## [Given request]
Reproduce every line of the entries below word for word, leaving out the pictures.

## [Record excerpts]
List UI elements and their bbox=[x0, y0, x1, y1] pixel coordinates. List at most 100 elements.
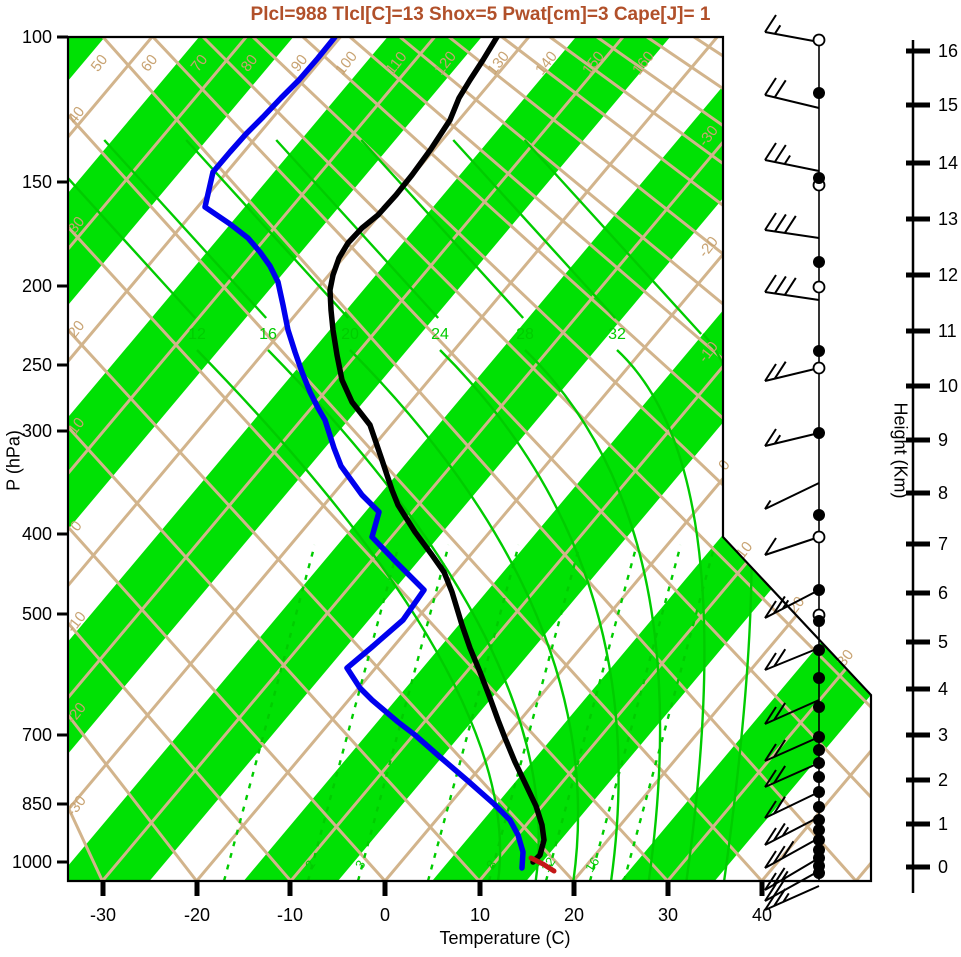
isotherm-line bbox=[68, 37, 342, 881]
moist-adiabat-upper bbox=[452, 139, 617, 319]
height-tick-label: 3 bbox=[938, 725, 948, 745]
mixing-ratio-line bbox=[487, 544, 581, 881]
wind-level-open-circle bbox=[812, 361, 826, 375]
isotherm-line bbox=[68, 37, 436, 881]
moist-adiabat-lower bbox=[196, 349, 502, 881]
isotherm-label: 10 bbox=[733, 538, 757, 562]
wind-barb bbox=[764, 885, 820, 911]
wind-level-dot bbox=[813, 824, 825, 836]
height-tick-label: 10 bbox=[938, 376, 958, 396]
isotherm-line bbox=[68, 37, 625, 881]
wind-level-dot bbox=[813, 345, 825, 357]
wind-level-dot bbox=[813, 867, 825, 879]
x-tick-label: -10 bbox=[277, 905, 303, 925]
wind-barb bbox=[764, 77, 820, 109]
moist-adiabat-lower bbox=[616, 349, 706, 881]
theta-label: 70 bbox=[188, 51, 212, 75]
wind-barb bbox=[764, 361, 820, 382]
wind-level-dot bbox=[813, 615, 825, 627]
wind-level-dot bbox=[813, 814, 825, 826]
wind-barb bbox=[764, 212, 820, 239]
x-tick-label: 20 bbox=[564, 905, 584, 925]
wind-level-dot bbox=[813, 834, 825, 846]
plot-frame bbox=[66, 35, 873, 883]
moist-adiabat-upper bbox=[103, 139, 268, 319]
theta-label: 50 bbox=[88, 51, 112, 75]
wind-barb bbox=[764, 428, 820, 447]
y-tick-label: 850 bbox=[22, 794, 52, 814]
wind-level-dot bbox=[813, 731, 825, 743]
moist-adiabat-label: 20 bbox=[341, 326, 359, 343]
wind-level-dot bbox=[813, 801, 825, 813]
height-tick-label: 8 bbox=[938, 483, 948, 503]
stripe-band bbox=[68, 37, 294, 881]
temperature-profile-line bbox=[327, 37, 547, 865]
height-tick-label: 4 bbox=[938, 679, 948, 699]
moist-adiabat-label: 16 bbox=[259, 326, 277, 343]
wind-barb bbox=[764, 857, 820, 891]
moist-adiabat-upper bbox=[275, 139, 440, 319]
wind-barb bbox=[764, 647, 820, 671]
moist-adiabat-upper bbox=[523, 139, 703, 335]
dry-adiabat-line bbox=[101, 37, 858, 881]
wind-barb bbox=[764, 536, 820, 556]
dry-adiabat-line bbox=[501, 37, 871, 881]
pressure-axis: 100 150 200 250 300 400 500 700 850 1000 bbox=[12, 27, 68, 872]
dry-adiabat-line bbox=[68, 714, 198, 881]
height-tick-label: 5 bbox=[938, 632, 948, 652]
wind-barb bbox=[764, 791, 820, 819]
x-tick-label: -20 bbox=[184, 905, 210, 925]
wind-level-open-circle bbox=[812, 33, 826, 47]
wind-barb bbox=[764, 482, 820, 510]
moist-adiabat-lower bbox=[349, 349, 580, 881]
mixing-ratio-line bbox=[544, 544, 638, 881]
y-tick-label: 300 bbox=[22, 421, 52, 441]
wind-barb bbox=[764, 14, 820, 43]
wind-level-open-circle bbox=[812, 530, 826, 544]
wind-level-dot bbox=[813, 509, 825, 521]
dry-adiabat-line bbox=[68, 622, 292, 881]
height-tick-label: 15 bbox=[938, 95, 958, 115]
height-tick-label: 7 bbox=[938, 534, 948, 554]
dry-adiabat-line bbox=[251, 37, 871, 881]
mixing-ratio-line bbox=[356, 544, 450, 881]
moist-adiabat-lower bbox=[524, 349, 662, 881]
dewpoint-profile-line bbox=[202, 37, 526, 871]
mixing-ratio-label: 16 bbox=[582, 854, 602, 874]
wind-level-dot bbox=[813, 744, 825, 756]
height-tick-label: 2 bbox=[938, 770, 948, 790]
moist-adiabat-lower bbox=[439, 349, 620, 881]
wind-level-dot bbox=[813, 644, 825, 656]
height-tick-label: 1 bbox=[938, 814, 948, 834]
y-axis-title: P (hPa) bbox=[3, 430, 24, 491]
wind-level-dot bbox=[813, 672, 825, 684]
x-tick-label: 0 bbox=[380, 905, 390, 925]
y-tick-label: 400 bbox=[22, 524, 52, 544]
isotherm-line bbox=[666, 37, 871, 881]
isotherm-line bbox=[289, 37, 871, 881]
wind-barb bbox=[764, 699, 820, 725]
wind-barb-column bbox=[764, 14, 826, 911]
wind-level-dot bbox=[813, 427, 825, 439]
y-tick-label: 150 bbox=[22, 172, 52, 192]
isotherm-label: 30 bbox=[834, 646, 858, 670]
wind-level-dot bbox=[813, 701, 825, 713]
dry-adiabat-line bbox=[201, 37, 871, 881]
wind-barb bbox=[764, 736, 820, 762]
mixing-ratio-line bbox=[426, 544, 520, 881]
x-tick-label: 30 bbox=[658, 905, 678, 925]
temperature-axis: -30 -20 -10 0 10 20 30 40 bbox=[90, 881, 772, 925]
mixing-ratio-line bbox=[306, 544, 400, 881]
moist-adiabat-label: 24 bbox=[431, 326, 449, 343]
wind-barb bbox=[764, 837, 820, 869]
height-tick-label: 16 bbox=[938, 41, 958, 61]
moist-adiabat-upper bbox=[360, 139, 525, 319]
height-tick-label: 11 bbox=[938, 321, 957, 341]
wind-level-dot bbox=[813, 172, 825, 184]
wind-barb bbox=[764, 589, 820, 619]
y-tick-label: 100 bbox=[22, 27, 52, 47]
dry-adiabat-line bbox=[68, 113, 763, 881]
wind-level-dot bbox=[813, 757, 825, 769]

## [Completed task]
List UI elements and their bbox=[x0, y0, x1, y1] pixel coordinates. List at most 100 elements.
isotherm-line bbox=[68, 37, 342, 881]
moist-adiabat-upper bbox=[452, 139, 617, 319]
height-tick-label: 3 bbox=[938, 725, 948, 745]
mixing-ratio-line bbox=[487, 544, 581, 881]
wind-level-open-circle bbox=[812, 361, 826, 375]
isotherm-line bbox=[68, 37, 436, 881]
moist-adiabat-lower bbox=[196, 349, 502, 881]
isotherm-label: 10 bbox=[733, 538, 757, 562]
wind-barb bbox=[764, 885, 820, 911]
wind-level-dot bbox=[813, 824, 825, 836]
height-tick-label: 10 bbox=[938, 376, 958, 396]
isotherm-line bbox=[68, 37, 625, 881]
wind-level-dot bbox=[813, 345, 825, 357]
wind-level-dot bbox=[813, 867, 825, 879]
x-tick-label: -10 bbox=[277, 905, 303, 925]
wind-barb bbox=[764, 77, 820, 109]
moist-adiabat-lower bbox=[616, 349, 706, 881]
theta-label: 70 bbox=[188, 51, 212, 75]
wind-barb bbox=[764, 361, 820, 382]
wind-level-dot bbox=[813, 615, 825, 627]
wind-level-dot bbox=[813, 814, 825, 826]
wind-barb bbox=[764, 212, 820, 239]
x-tick-label: 20 bbox=[564, 905, 584, 925]
wind-level-dot bbox=[813, 834, 825, 846]
plot-frame bbox=[66, 35, 873, 883]
moist-adiabat-upper bbox=[103, 139, 268, 319]
theta-label: 50 bbox=[88, 51, 112, 75]
wind-barb bbox=[764, 428, 820, 447]
y-tick-label: 850 bbox=[22, 794, 52, 814]
wind-level-dot bbox=[813, 731, 825, 743]
moist-adiabat-label: 20 bbox=[341, 326, 359, 343]
wind-level-dot bbox=[813, 801, 825, 813]
height-tick-label: 8 bbox=[938, 483, 948, 503]
stripe-band bbox=[68, 37, 294, 881]
temperature-profile-line bbox=[327, 37, 547, 865]
height-tick-label: 4 bbox=[938, 679, 948, 699]
moist-adiabat-label: 16 bbox=[259, 326, 277, 343]
wind-barb bbox=[764, 857, 820, 891]
moist-adiabat-upper bbox=[275, 139, 440, 319]
wind-barb bbox=[764, 647, 820, 671]
moist-adiabat-upper bbox=[523, 139, 703, 335]
dry-adiabat-line bbox=[101, 37, 858, 881]
wind-barb bbox=[764, 536, 820, 556]
dry-adiabat-line bbox=[501, 37, 871, 881]
pressure-axis: 100 150 200 250 300 400 500 700 850 1000 bbox=[12, 27, 68, 872]
dry-adiabat-line bbox=[68, 714, 198, 881]
height-tick-label: 5 bbox=[938, 632, 948, 652]
wind-barb bbox=[764, 791, 820, 819]
x-tick-label: -20 bbox=[184, 905, 210, 925]
wind-level-open-circle bbox=[812, 33, 826, 47]
wind-barb bbox=[764, 482, 820, 510]
moist-adiabat-lower bbox=[349, 349, 580, 881]
mixing-ratio-line bbox=[544, 544, 638, 881]
y-tick-label: 300 bbox=[22, 421, 52, 441]
wind-barb bbox=[764, 14, 820, 43]
wind-level-open-circle bbox=[812, 530, 826, 544]
wind-level-dot bbox=[813, 509, 825, 521]
dry-adiabat-line bbox=[68, 622, 292, 881]
height-tick-label: 15 bbox=[938, 95, 958, 115]
height-tick-label: 7 bbox=[938, 534, 948, 554]
dry-adiabat-line bbox=[251, 37, 871, 881]
mixing-ratio-line bbox=[356, 544, 450, 881]
moist-adiabat-lower bbox=[524, 349, 662, 881]
dewpoint-profile-line bbox=[202, 37, 526, 871]
mixing-ratio-label: 16 bbox=[582, 854, 602, 874]
wind-level-dot bbox=[813, 744, 825, 756]
height-tick-label: 2 bbox=[938, 770, 948, 790]
moist-adiabat-lower bbox=[439, 349, 620, 881]
wind-level-dot bbox=[813, 644, 825, 656]
height-tick-label: 1 bbox=[938, 814, 948, 834]
y-axis-title: P (hPa) bbox=[3, 430, 24, 491]
wind-level-dot bbox=[813, 672, 825, 684]
x-tick-label: 0 bbox=[380, 905, 390, 925]
y-tick-label: 400 bbox=[22, 524, 52, 544]
isotherm-line bbox=[666, 37, 871, 881]
isotherm-line bbox=[289, 37, 871, 881]
wind-barb bbox=[764, 699, 820, 725]
wind-barb-column bbox=[764, 14, 826, 911]
wind-level-dot bbox=[813, 427, 825, 439]
y-tick-label: 150 bbox=[22, 172, 52, 192]
isotherm-label: 30 bbox=[834, 646, 858, 670]
wind-level-dot bbox=[813, 701, 825, 713]
dry-adiabat-line bbox=[201, 37, 871, 881]
wind-barb bbox=[764, 736, 820, 762]
mixing-ratio-line bbox=[426, 544, 520, 881]
x-tick-label: 30 bbox=[658, 905, 678, 925]
temperature-axis: -30 -20 -10 0 10 20 30 40 bbox=[90, 881, 772, 925]
mixing-ratio-line bbox=[306, 544, 400, 881]
moist-adiabat-label: 24 bbox=[431, 326, 449, 343]
wind-barb bbox=[764, 837, 820, 869]
height-tick-label: 16 bbox=[938, 41, 958, 61]
moist-adiabat-upper bbox=[360, 139, 525, 319]
height-tick-label: 11 bbox=[938, 321, 957, 341]
wind-level-dot bbox=[813, 172, 825, 184]
wind-barb bbox=[764, 589, 820, 619]
y-tick-label: 100 bbox=[22, 27, 52, 47]
dry-adiabat-line bbox=[68, 113, 763, 881]
wind-level-dot bbox=[813, 757, 825, 769]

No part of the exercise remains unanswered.